-- AUFGABEN --
1 > Welche Länder und Regionen nennt der Text über die Beschneiung mit einer Angabe dazu, wie viel Pistenfläche dort beschneit wird? Gib jeweils die Zahl mit an.
2 > Schreib den Text über die Beschneiung ab der Stelle weiter, an der er aufhört.

SoZ - Sozialistische Zeitung

Zur SoZ-Homepage SoZ - Sozialistische Zeitung, Februar 2009, Seite 19

Winter im Salzburger Land - Frau Holle wird arbeitslos

Beschneiungsanlagen nehmen überhand

von Angela Huemer

Leise und flockig hat die Beschneiung der Skigebiete in den Alpen in den letzten zwanzig Jahren Naturschützer, Politiker und Öffentlichkeit überrumpelt. Eine sich immer schneller drehende Investitionsspirale ist trotz nationaler und völkerrechtlicher Regelungen kaum noch aufzuhalten. Doch langsam regt sich Widerstand.
Künstlicher Schnee, Skifahren — ein Randproblem angesichts des stets kleiner werdenden Prozentsatzes der Leute, die sich das überhaupt noch leisten können? Mitnichten. Laut Wikipedia gibt es europaweit 3100 Schneekanonen, die pro Jahr und Hektar eine Million Liter Wasser und 260000 Kilowattstunden Strom verbrauchen. Zum Vergleich: Soviel Wasser braucht eine Stadt mit 1,5 Millionen Einwohnern, der Energieverbrauch entspricht einer 150000-Einwohnerstadt.
Doch die Wachstums- und Investitionsspirale dreht sich rasant. Derzeit werden in Südtirol rund 90% der Pisten beschneit, in Österreich zwischen 60 und 70%, in der Schweiz 20%, und in Frankreich wurden 2004 rund 4000 Hektar der insgesamt mehr als 25000 Hektar Pistenfläche beschneit. Diese Zahlen sind Schätzungen, denn flächendeckende Bestandsaufnahmen gibt es noch nicht.
Die Gesetzgebungen in den einzelnen Ländern variieren. Die meisten Alpenländer haben die Alpenkonvention ratifiziert. Darin steht folgendes über Beschneiungsanlagen: „Die innerstaatlichen Rechtsvorschriften können die Erzeugung von Schnee während der jeweiligen örtlichen Kälteperioden zulassen, insbesondere um exponierte Zonen zu sichern, wenn die jeweiligen örtlichen hydrologischen, klimatischen und ökologischen Bedingungen es erlauben.” (Tourismusprotokoll Art.14 Abs.2.) Offenbar ist das leider ein sog. „Gummiparagraf”
Wie schnell und mit welchen Auswirkungen Frau Holle von ihrem Arbeitsplatz verdrängt wird, zeigen wir anhand kleiner Momentaufnahmen konkreter Beispiele im Salzburger Land in Österreich, in Flachau und Zell am See.

-- Daten zu Elementen und Bereichen --
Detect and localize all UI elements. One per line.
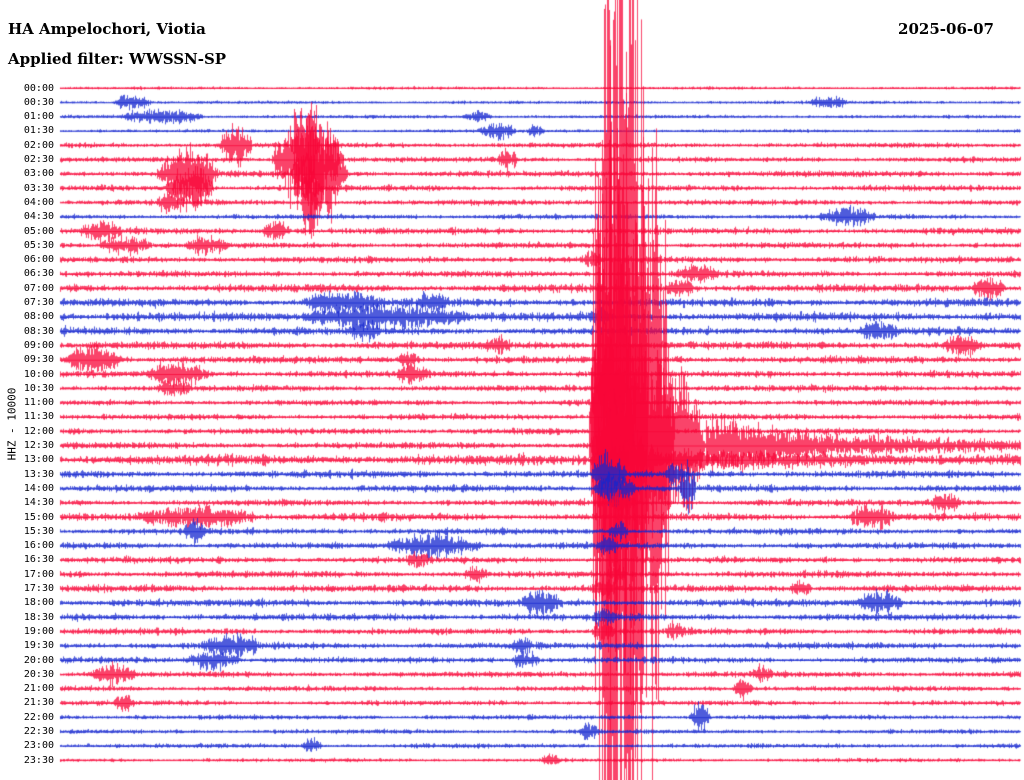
time-label: 14:30 xyxy=(23,497,54,509)
time-label: 13:00 xyxy=(23,454,54,466)
time-label: 20:30 xyxy=(23,668,54,680)
time-label: 16:00 xyxy=(23,540,54,552)
station-title: HA Ampelochori, Viotia xyxy=(8,20,206,38)
time-label: 09:00 xyxy=(23,339,54,351)
time-label: 15:30 xyxy=(23,525,54,537)
time-label: 04:30 xyxy=(23,211,54,223)
time-label: 02:30 xyxy=(23,154,54,165)
time-label: 17:30 xyxy=(23,583,54,594)
time-label: 22:30 xyxy=(23,726,54,737)
time-label: 18:00 xyxy=(23,597,54,609)
time-label: 23:00 xyxy=(23,740,54,752)
time-label: 08:00 xyxy=(23,311,54,323)
applied-filter-label: Applied filter: WWSSN-SP xyxy=(8,50,227,68)
time-label: 16:30 xyxy=(23,554,54,566)
time-label: 13:30 xyxy=(23,468,54,480)
time-label: 09:30 xyxy=(23,354,54,366)
time-label: 11:00 xyxy=(23,397,54,409)
time-label: 03:30 xyxy=(23,182,54,194)
time-label: 12:00 xyxy=(23,425,54,437)
time-label: 00:30 xyxy=(23,96,54,108)
time-label: 08:30 xyxy=(23,325,54,337)
time-label: 00:00 xyxy=(23,82,54,94)
time-label: 17:00 xyxy=(23,568,54,580)
time-label: 22:00 xyxy=(23,711,54,723)
time-label: 21:00 xyxy=(23,683,54,695)
time-label: 19:30 xyxy=(23,640,54,652)
time-label: 06:00 xyxy=(23,254,54,266)
time-label: 15:00 xyxy=(23,511,54,523)
time-label: 18:30 xyxy=(23,611,54,623)
time-label: 05:00 xyxy=(23,225,54,237)
time-label: 12:30 xyxy=(23,440,54,451)
time-label: 05:30 xyxy=(23,239,54,251)
time-label: 10:00 xyxy=(23,368,54,380)
time-label: 11:30 xyxy=(23,411,54,423)
time-label: 01:00 xyxy=(23,111,54,123)
time-label: 19:00 xyxy=(23,625,54,637)
time-label: 04:00 xyxy=(23,196,54,208)
date-label: 2025-06-07 xyxy=(898,20,994,38)
time-axis-labels: 00:00 00:30 01:00 01:30 02:00 02:30 03:00 03:30… xyxy=(0,0,56,780)
time-label: 23:30 xyxy=(23,754,54,766)
time-label: 20:00 xyxy=(23,654,54,666)
time-label: 06:30 xyxy=(23,268,54,280)
time-label: 10:30 xyxy=(23,382,54,394)
time-label: 14:00 xyxy=(23,482,54,494)
time-label: 02:00 xyxy=(23,139,54,151)
time-label: 07:30 xyxy=(23,297,54,308)
time-label: 21:30 xyxy=(23,697,54,709)
time-label: 01:30 xyxy=(23,125,54,137)
time-label: 03:00 xyxy=(23,168,54,180)
time-label: 07:00 xyxy=(23,282,54,294)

-- LÖSUNGEN --
1 >
- Südtirol: rund 90 % der Pisten
- Österreich: zwischen 60 und 70 %
- Schweiz: 20 %
- Frankreich: 2004 rund 4000 Hektar von insgesamt mehr als 25000 Hektar Pistenfläche

2 >
"Leise rieselt der Schnee”.. mitnichten

Im Oktober 2008 reichte eine deutsche Urlauberin, die seit den 70er Jahren ein Zweithaus im Bereich der Weltcup-Abfahrt in Flachau besitzt, Klage wegen der großen Lärmbelästigung durch die Schneekanonen ein. Kurz vor Weihnachten wurde ihr Schritt publik. Große Aufregung. 1000 Arbeitsplätze wären dadurch allein in Flachau gefährdet, so der Chef der Flachauer Bergbahnen, Ernst Brandstätter.
Ferdinand Eder von der Salzburger Seilbahnwirtschaft sah noch weitreichendere Folgen: „In dieser Form, wie wir ihn und unsere Gäste kennen, wäre der Wintertourismus nicht mehr machbar. Die technische Beschneiung ist notwendig, um den Wintertourismus abzusichern. Wir stehen mit anderen Destinationen im Wettbewerb, die sehr wohl auf diese Technik auch setzen, wie etwa Südtirol."
In der Nacht wird beschneit, weil es dann kalt genug ist. Bemerkbar macht sich das beim Stromverbrauch: Wenn in Winternächten flächendeckend beschneit wird, dann verbraucht das 20% der elektrischen Energie des Bundeslands Salzburg, so die grüne Landtagsabgeordnete Heidi Reiter.
Das Flachauer Skigebiet ist beispielhaft für die rasante Entwicklung der künstlichen Beschneiung in den letzten Jahren: 2001 — Bau des Speicherteichs Grießbach, 12000 Kubikmeter Wasser. 2003 — Bau eines Speicherbeckens für 20000 Kubikmeter; 2004 — 100 Schneekanonen beschneien 95% der Pisten; 2005 — 130 Kanonen beschneien 100%; 2007 — Aufstockung auf 200 Schneekanonen.
Flachau ist eines jener Skigebiete, die vom Klimawandel besonders betroffen sind, da es in einer sog. mittleren Lage liegt, also auf 800—2000 Meter Seehöhe. Seit 1960 nahm die Temperatur in Salzburg um 1,2 Grad zu, besonders schnell ab 1995. Die Jahre 1994, 2000, 2002 und 2003 waren laut einem OECD-Bericht die wärmsten der letzten 500 Jahre. Es wird immer weniger sog. „schneesichere” Skigebiete geben, folgert die OECD.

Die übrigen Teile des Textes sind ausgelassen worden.